→ **Written instruction**
In the entries below, find the lines with the word "Bitcoin" and copy them.
....
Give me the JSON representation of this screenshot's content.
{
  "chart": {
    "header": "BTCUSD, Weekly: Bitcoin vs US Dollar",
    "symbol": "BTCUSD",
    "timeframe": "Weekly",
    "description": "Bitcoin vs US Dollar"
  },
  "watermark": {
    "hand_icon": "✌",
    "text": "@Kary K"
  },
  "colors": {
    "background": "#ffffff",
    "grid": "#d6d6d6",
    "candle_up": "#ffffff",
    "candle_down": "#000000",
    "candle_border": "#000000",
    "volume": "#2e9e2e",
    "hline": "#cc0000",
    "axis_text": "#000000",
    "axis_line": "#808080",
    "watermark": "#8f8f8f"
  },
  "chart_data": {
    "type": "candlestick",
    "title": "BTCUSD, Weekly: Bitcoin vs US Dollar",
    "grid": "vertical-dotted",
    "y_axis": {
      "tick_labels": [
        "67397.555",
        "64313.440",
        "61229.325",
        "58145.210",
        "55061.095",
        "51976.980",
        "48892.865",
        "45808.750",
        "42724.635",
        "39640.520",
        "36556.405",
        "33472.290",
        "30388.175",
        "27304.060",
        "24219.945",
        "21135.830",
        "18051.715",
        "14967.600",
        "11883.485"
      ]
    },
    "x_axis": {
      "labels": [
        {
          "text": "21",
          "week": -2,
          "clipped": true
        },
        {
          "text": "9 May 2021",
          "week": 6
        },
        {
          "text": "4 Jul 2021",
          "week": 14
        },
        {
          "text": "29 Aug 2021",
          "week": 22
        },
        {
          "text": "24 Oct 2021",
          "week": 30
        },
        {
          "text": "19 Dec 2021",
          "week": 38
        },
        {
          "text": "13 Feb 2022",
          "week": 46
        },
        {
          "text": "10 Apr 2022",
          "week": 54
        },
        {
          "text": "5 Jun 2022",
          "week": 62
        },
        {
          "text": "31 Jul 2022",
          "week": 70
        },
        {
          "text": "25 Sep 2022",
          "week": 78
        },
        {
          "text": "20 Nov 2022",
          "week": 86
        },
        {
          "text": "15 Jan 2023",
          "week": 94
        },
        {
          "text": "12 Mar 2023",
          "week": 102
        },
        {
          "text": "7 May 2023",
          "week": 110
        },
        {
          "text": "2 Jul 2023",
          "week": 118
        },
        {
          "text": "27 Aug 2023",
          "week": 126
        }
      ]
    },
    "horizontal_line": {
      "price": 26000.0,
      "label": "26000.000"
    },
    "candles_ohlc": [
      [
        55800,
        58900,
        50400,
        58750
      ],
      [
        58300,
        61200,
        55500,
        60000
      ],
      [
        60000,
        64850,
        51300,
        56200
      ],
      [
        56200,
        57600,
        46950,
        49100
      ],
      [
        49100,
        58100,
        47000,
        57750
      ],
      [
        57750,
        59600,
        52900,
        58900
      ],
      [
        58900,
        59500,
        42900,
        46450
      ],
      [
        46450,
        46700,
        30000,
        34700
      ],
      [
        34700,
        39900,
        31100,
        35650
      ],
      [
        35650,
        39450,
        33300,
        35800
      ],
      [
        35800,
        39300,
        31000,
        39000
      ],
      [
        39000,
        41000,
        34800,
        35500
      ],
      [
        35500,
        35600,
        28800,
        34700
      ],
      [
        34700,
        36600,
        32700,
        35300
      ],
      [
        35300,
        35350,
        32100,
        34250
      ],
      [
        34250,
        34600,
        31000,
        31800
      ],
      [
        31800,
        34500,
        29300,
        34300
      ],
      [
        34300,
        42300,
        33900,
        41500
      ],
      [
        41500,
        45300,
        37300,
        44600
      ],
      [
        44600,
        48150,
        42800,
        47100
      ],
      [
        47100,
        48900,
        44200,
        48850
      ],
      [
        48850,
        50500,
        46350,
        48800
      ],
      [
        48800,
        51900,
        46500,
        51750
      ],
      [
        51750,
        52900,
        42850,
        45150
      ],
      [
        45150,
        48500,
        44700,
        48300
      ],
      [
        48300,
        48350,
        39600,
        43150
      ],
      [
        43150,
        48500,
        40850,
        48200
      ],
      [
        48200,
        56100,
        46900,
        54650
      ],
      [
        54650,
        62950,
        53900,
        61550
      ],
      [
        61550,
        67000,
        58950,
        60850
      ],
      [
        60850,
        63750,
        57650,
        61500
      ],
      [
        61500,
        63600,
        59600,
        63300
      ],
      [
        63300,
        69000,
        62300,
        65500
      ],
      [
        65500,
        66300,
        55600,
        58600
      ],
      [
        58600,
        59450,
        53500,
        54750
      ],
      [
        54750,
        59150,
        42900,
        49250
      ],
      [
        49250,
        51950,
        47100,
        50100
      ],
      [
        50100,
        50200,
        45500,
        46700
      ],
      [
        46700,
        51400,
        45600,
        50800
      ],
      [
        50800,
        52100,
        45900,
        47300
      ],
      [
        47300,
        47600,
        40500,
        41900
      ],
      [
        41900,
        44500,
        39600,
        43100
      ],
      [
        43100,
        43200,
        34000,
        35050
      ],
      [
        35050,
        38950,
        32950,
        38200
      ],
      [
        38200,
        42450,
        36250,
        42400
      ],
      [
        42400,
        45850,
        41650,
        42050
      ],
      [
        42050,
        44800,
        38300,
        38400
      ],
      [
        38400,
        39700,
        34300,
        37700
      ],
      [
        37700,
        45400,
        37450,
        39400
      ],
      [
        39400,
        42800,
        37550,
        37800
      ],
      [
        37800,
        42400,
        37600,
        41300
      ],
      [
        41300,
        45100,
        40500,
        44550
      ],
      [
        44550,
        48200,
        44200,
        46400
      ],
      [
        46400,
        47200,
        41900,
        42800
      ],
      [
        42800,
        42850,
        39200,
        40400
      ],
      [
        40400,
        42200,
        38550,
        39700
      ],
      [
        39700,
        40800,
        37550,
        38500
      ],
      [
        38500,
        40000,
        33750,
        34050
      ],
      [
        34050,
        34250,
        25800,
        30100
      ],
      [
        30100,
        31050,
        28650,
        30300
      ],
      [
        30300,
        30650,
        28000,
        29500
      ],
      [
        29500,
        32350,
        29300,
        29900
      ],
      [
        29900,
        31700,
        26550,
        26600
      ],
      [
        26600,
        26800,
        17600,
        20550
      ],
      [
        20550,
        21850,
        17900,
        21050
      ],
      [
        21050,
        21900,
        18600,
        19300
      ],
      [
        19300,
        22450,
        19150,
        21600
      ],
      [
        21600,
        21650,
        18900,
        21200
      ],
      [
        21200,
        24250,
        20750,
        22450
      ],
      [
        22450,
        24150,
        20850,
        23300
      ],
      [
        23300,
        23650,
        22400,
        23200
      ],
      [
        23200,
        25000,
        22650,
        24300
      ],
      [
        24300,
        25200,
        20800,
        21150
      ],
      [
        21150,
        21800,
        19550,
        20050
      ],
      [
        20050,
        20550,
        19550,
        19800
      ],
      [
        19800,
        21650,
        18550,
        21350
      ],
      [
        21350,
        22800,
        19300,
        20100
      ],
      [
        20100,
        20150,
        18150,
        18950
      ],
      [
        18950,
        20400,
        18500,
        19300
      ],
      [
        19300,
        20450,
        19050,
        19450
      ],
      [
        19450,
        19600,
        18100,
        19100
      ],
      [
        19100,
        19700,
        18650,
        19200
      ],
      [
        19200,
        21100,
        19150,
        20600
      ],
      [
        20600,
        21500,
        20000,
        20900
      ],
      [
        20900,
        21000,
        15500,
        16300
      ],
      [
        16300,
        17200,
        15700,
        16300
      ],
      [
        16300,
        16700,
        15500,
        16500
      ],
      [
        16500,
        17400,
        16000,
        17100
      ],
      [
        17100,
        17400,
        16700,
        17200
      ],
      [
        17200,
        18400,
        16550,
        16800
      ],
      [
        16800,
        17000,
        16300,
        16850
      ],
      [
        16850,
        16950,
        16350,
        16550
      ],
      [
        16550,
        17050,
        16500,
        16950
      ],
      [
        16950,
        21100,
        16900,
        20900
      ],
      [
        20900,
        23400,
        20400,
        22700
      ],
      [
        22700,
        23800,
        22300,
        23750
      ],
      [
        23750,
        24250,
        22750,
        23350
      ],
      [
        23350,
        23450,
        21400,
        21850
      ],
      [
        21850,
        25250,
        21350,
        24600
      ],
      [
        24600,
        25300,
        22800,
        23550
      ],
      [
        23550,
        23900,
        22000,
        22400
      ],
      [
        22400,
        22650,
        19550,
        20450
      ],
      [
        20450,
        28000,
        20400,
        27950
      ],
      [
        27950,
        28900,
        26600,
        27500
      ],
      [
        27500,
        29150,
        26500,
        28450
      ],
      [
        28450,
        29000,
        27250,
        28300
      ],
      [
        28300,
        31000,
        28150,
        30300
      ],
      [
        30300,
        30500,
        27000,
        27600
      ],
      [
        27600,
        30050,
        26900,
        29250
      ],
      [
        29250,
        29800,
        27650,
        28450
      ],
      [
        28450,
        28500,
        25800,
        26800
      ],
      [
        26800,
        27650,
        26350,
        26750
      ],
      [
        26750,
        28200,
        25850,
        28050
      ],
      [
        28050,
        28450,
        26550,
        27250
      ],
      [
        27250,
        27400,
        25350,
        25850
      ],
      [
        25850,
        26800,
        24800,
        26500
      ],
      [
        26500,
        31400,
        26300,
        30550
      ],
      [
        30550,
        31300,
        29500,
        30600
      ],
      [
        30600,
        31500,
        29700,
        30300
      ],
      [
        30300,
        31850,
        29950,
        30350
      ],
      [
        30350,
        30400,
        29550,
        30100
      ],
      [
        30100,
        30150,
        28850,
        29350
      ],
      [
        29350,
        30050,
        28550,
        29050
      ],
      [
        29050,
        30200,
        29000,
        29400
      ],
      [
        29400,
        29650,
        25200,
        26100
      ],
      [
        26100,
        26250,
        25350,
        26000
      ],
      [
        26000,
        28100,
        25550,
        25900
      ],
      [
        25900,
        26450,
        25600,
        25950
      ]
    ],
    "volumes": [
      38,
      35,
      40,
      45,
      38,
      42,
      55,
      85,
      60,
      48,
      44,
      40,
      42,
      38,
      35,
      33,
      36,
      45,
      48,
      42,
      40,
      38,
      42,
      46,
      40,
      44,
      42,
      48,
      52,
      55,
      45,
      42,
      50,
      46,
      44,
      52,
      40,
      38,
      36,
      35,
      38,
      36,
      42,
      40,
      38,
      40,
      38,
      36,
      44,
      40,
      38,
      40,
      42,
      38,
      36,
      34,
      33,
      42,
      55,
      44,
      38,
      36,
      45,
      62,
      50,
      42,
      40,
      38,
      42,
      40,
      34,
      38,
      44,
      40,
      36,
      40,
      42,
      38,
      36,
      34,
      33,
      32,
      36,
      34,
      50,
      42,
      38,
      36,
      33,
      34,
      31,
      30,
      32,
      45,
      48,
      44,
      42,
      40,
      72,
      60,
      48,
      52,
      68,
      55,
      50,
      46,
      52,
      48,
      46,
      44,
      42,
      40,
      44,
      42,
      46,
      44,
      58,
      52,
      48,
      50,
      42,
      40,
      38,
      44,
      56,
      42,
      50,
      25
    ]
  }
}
....
→ **Task result**
    "header": "BTCUSD, Weekly: Bitcoin vs US Dollar",
    "description": "Bitcoin vs US Dollar"
    "title": "BTCUSD, Weekly: Bitcoin vs US Dollar",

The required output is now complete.